━━━━━ PROVIDED MATERIAL

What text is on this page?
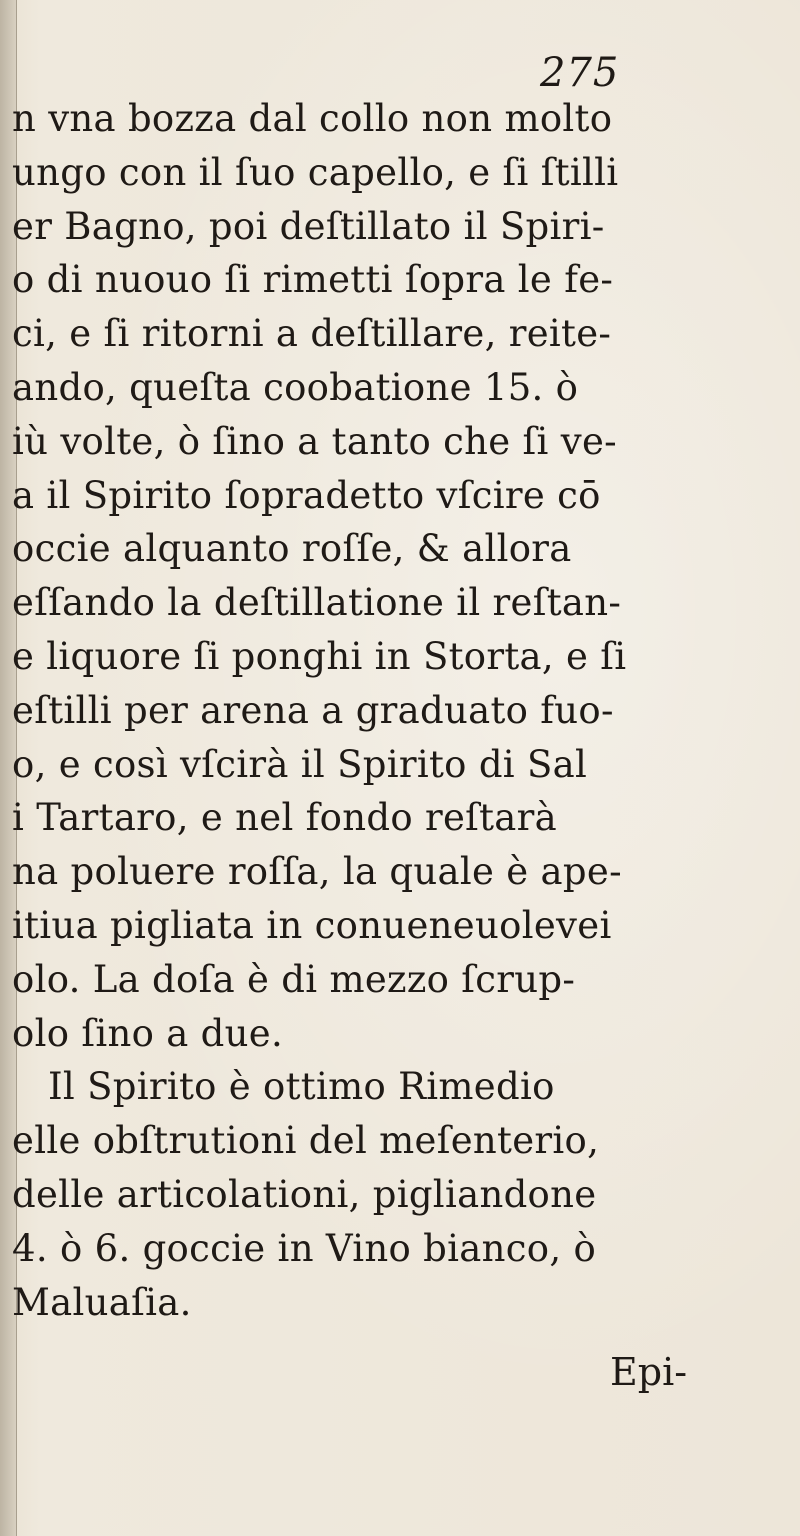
275
n vna bozza dal collo non molto
ungo con il ſuo capello, e ſi ſtilli
er Bagno, poi deſtillato il Spiri-
o di nuouo ſi rimetti ſopra le fe-
ci, e ſi ritorni a deſtillare, reite-
ando, queſta coobatione 15. ò
iù volte, ò ſino a tanto che ſi ve-
a il Spirito ſopradetto vſcire cō
occie alquanto roſſe, & allora
eſſando la deſtillatione il reſtan-
e liquore ſi ponghi in Storta, e ſi
eſtilli per arena a graduato fuo-
o, e così vſcirà il Spirito di Sal
i Tartaro, e nel fondo reſtarà
na poluere roſſa, la quale è ape-
itiua pigliata in conueneuolevei
olo. La doſa è di mezzo ſcrup-
olo ſino a due.
Il Spirito è ottimo Rimedio
elle obſtrutioni del meſenterio,
delle articolationi, pigliandone
4. ò 6. goccie in Vino bianco, ò
Maluaſia.
Epi-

━━━━━━━━━━

= TASK TO COMPLETE =
The records shown above are to be repeated exactly, with the pictures left out.

= ANSWER TO THIS PROBLEM =
What text is on this page?
275
n vna bozza dal collo non molto
ungo con il ſuo capello, e ſi ſtilli
er Bagno, poi deſtillato il Spiri-
o di nuouo ſi rimetti ſopra le fe-
ci, e ſi ritorni a deſtillare, reite-
ando, queſta coobatione 15. ò
iù volte, ò ſino a tanto che ſi ve-
a il Spirito ſopradetto vſcire cō
occie alquanto roſſe, & allora
eſſando la deſtillatione il reſtan-
e liquore ſi ponghi in Storta, e ſi
eſtilli per arena a graduato fuo-
o, e così vſcirà il Spirito di Sal
i Tartaro, e nel fondo reſtarà
na poluere roſſa, la quale è ape-
itiua pigliata in conueneuolevei
olo. La doſa è di mezzo ſcrup-
olo ſino a due.
Il Spirito è ottimo Rimedio
elle obſtrutioni del meſenterio,
delle articolationi, pigliandone
4. ò 6. goccie in Vino bianco, ò
Maluaſia.
Epi-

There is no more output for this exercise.